* **Written task**
From the entries that follow, gather each line holding the word "view".

[Collected data entries]

↓

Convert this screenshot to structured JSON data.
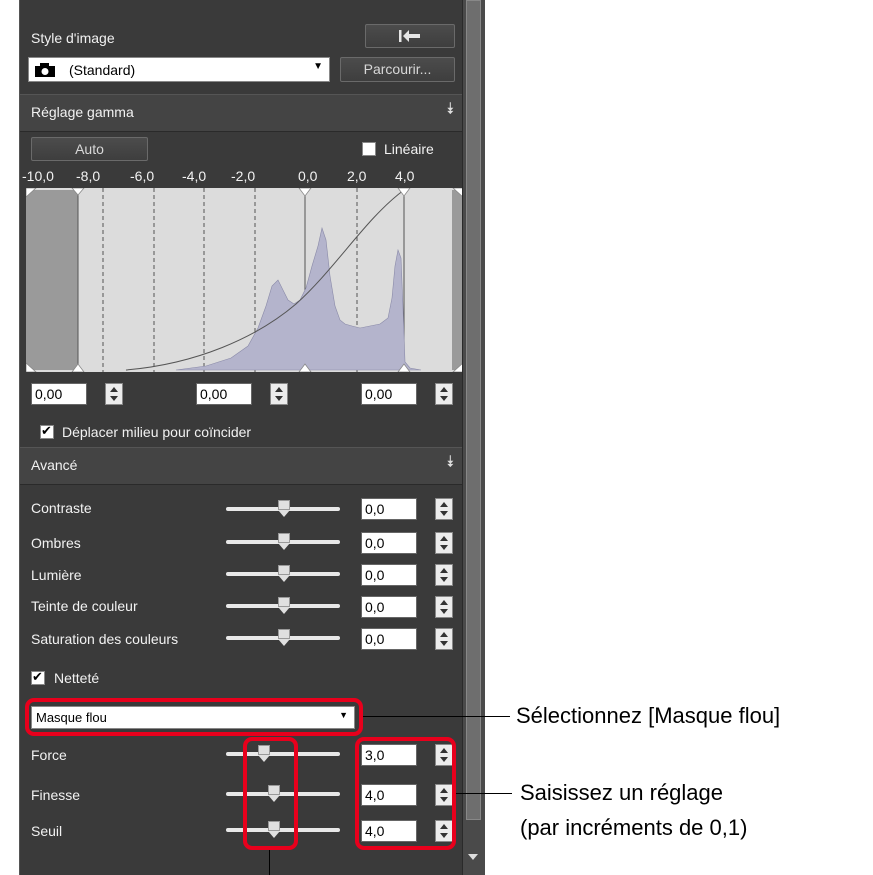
{
  "style_section": {
    "title": "Style d'image",
    "reset_icon": "reset-arrow-icon",
    "camera_icon": "camera-icon",
    "combo_value": "(Standard)",
    "browse_label": "Parcourir..."
  },
  "gamma": {
    "header": "Réglage gamma",
    "auto_label": "Auto",
    "linear_label": "Linéaire",
    "linear_checked": false,
    "axis_ticks": [
      "-10,0",
      "-8,0",
      "-6,0",
      "-4,0",
      "-2,0",
      "0,0",
      "2,0",
      "4,0"
    ],
    "values": [
      "0,00",
      "0,00",
      "0,00"
    ],
    "move_midpoint_label": "Déplacer milieu pour coïncider",
    "move_midpoint_checked": true
  },
  "advanced": {
    "header": "Avancé",
    "rows": [
      {
        "label": "Contraste",
        "value": "0,0"
      },
      {
        "label": "Ombres",
        "value": "0,0"
      },
      {
        "label": "Lumière",
        "value": "0,0"
      },
      {
        "label": "Teinte de couleur",
        "value": "0,0"
      },
      {
        "label": "Saturation des couleurs",
        "value": "0,0"
      }
    ],
    "sharpness_label": "Netteté",
    "sharpness_checked": true,
    "mode_value": "Masque flou",
    "sharp_rows": [
      {
        "label": "Force",
        "value": "3,0"
      },
      {
        "label": "Finesse",
        "value": "4,0"
      },
      {
        "label": "Seuil",
        "value": "4,0"
      }
    ]
  },
  "annotations": {
    "select_mask": "Sélectionnez [Masque flou]",
    "enter_setting_1": "Saisissez un réglage",
    "enter_setting_2": "(par incréments de 0,1)"
  },
  "colors": {
    "highlight": "#e8001c",
    "panel_bg": "#3a3a3a",
    "histogram_fill": "#b4b4cc"
  }
}
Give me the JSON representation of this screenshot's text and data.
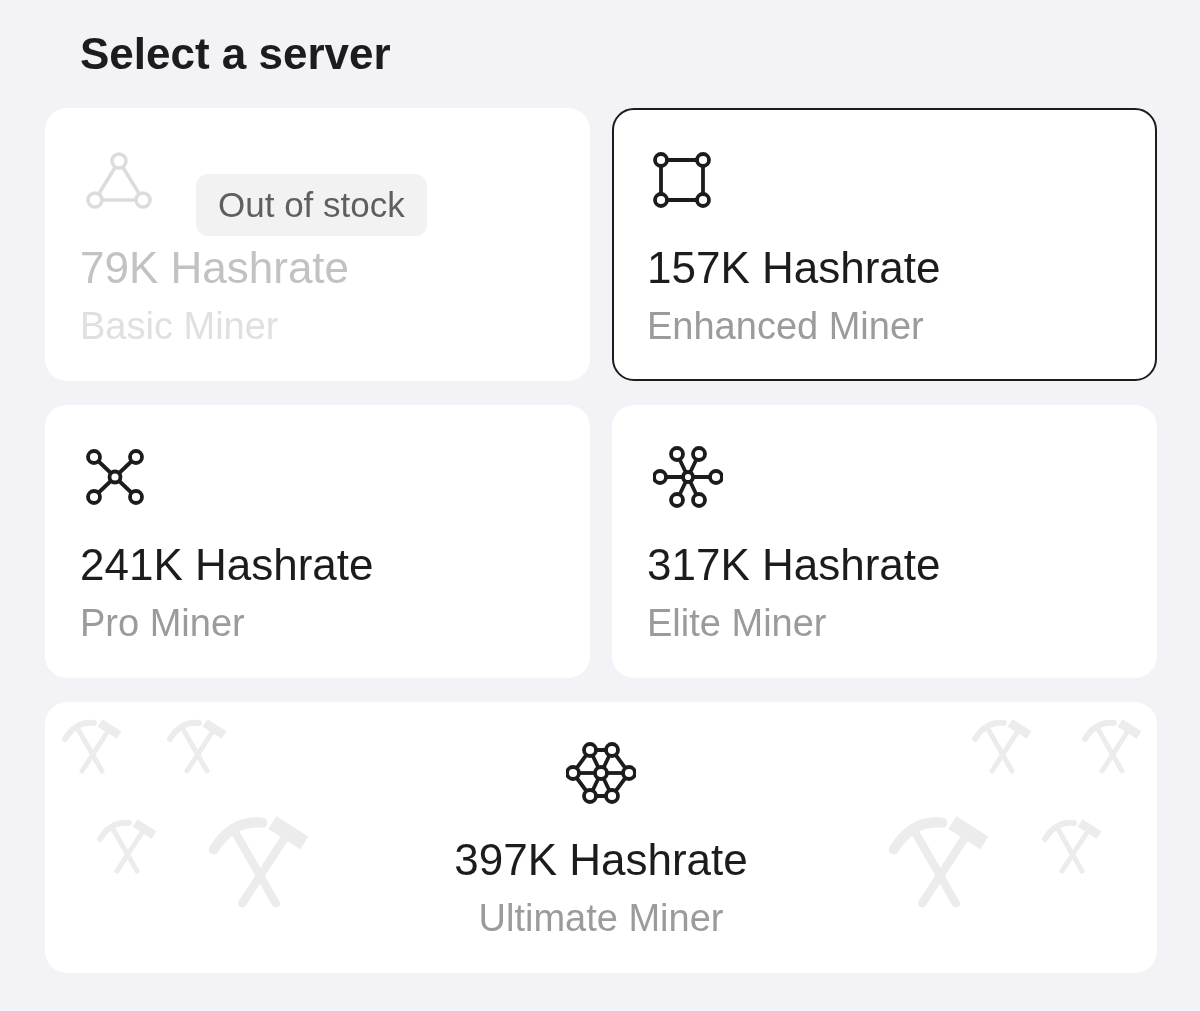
{
  "title": "Select a server",
  "servers": [
    {
      "kind": "tile",
      "hashrate": "79K Hashrate",
      "tier": "Basic Miner",
      "disabled": true,
      "selected": false,
      "badge": "Out of stock"
    },
    {
      "kind": "tile",
      "hashrate": "157K Hashrate",
      "tier": "Enhanced Miner",
      "disabled": false,
      "selected": true
    },
    {
      "kind": "tile",
      "hashrate": "241K Hashrate",
      "tier": "Pro Miner",
      "disabled": false,
      "selected": false
    },
    {
      "kind": "tile",
      "hashrate": "317K Hashrate",
      "tier": "Elite Miner",
      "disabled": false,
      "selected": false
    },
    {
      "kind": "wide",
      "hashrate": "397K Hashrate",
      "tier": "Ultimate Miner",
      "disabled": false,
      "selected": false
    }
  ]
}
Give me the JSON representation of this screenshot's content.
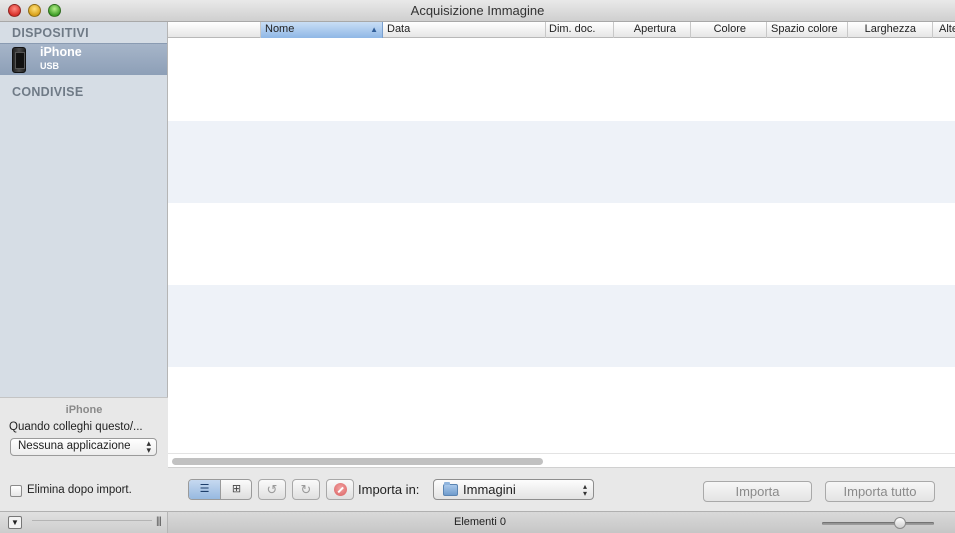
{
  "window": {
    "title": "Acquisizione Immagine"
  },
  "sidebar": {
    "devices_heading": "DISPOSITIVI",
    "device": {
      "name": "iPhone",
      "connection": "USB"
    },
    "shared_heading": "CONDIVISE",
    "panel": {
      "device_title": "iPhone",
      "connect_label": "Quando colleghi questo/...",
      "app_select_value": "Nessuna applicazione",
      "delete_after_import_label": "Elimina dopo import.",
      "delete_after_import_checked": false
    }
  },
  "table": {
    "columns": [
      "Nome",
      "Data",
      "Dim. doc.",
      "Apertura",
      "Colore",
      "Spazio colore",
      "Larghezza",
      "Alte"
    ],
    "sorted_column": "Nome",
    "rows": []
  },
  "toolbar": {
    "view_list_icon": "list-view-icon",
    "view_grid_icon": "grid-view-icon",
    "rotate_left_icon": "rotate-left-icon",
    "rotate_right_icon": "rotate-right-icon",
    "delete_icon": "delete-icon",
    "import_in_label": "Importa in:",
    "destination": "Immagini",
    "import_button": "Importa",
    "import_all_button": "Importa tutto"
  },
  "status": {
    "items_count_text": "Elementi 0",
    "zoom_level": 0.72
  }
}
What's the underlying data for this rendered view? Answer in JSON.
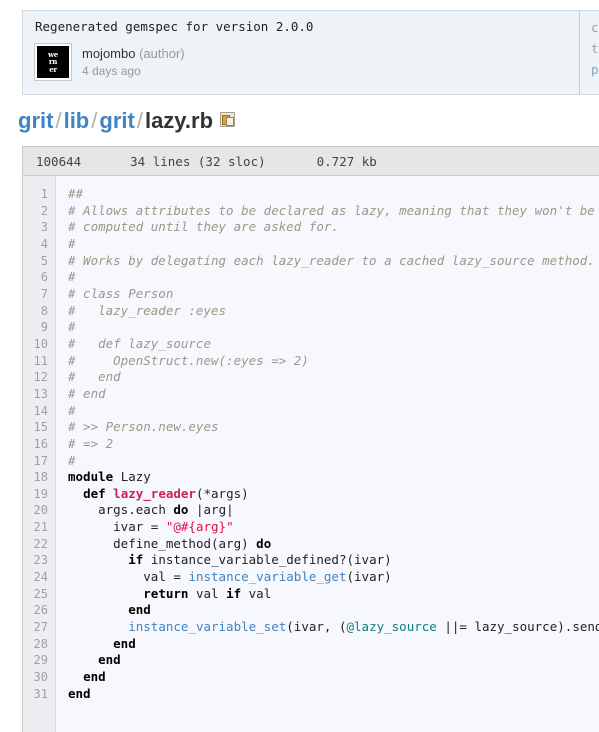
{
  "commit": {
    "message": "Regenerated gemspec for version 2.0.0",
    "author": "mojombo",
    "author_role": "(author)",
    "date": "4 days ago",
    "avatar_lines": [
      "we",
      "rn",
      "er"
    ],
    "avatar_alt": "werner",
    "sidebar_truncated": [
      "cc",
      "tr",
      "pc"
    ]
  },
  "breadcrumb": {
    "repo": "grit",
    "sep": "/",
    "dir1": "lib",
    "dir2": "grit",
    "file": "lazy.rb",
    "copy_icon": "copy-to-clipboard-icon"
  },
  "file_meta": {
    "mode": "100644",
    "lines": "34 lines (32 sloc)",
    "size": "0.727 kb"
  },
  "code": {
    "line_numbers": [
      1,
      2,
      3,
      4,
      5,
      6,
      7,
      8,
      9,
      10,
      11,
      12,
      13,
      14,
      15,
      16,
      17,
      18,
      19,
      20,
      21,
      22,
      23,
      24,
      25,
      26,
      27,
      28,
      29,
      30,
      31
    ],
    "lines": [
      "##",
      "# Allows attributes to be declared as lazy, meaning that they won't be",
      "# computed until they are asked for.",
      "#",
      "# Works by delegating each lazy_reader to a cached lazy_source method.",
      "#",
      "# class Person",
      "#   lazy_reader :eyes",
      "#",
      "#   def lazy_source",
      "#     OpenStruct.new(:eyes => 2)",
      "#   end",
      "# end",
      "#",
      "# >> Person.new.eyes",
      "# => 2",
      "#",
      "module Lazy",
      "  def lazy_reader(*args)",
      "    args.each do |arg|",
      "      ivar = \"@#{arg}\"",
      "      define_method(arg) do",
      "        if instance_variable_defined?(ivar)",
      "          val = instance_variable_get(ivar)",
      "          return val if val",
      "        end",
      "        instance_variable_set(ivar, (@lazy_source ||= lazy_source).send(arg))",
      "      end",
      "    end",
      "  end",
      "end"
    ]
  },
  "colors": {
    "link": "#4183c4",
    "comment": "#999988",
    "keyword": "#000000",
    "function": "#c7254e",
    "string": "#dd1144",
    "ivar": "#108080",
    "code_bg": "#f7f8fd",
    "gutter_bg": "#eceef2",
    "commit_bg": "#eef3f8",
    "meta_bg": "#e6e6e6"
  }
}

↑

* **Result of this task**
    "view_list_icon": "list-view-icon",
    "view_grid_icon": "grid-view-icon",
What's the underlying data for this rendered view? Answer in JSON.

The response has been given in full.